### [Extracted data]
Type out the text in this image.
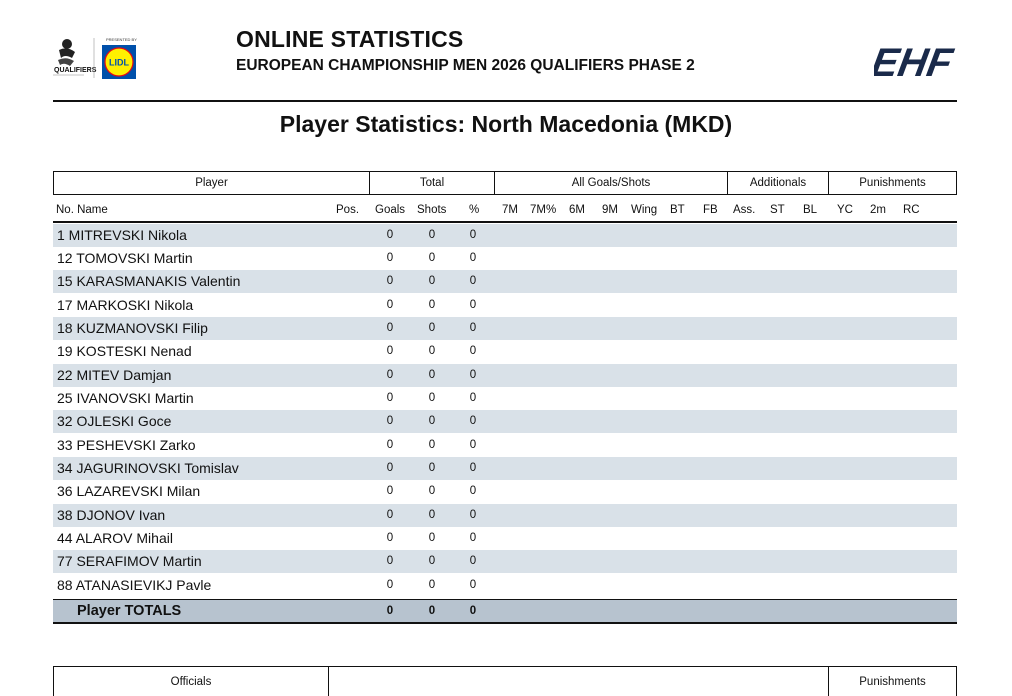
QUALIFIERS
PRESENTED BY
LIDL
ONLINE STATISTICS
EUROPEAN CHAMPIONSHIP MEN 2026 QUALIFIERS PHASE 2	EHF
Player Statistics: North Macedonia (MKD)
Player	Total	All Goals/Shots	Additionals	Punishments
No. Name	Pos. Goals Shots % 7M 7M% 6M 9M Wing BT FB Ass. ST BL YC 2m RC
1 MITREVSKI Nikola	0	0	0
12 TOMOVSKI Martin	0	0	0
15 KARASMANAKIS Valentin	0	0	0
17 MARKOSKI Nikola	0	0	0
18 KUZMANOVSKI Filip	0	0	0
19 KOSTESKI Nenad	0	0	0
22 MITEV Damjan	0	0	0
25 IVANOVSKI Martin	0	0	0
32 OJLESKI Goce	0	0	0
33 PESHEVSKI Zarko	0	0	0
34 JAGURINOVSKI Tomislav	0	0	0
36 LAZAREVSKI Milan	0	0	0
38 DJONOV Ivan	0	0	0
44 ALAROV Mihail	0	0	0
77 SERAFIMOV Martin	0	0	0
88 ATANASIEVIKJ Pavle	0	0	0
Player TOTALS	0	0	0
Officials	Punishments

### [Task prompt]
Take every line from the records above that has the word "Player" and copy it.

### [Full solution]
Player Statistics: North Macedonia (MKD)
Player	Total	All Goals/Shots	Additionals	Punishments
Player TOTALS	0	0	0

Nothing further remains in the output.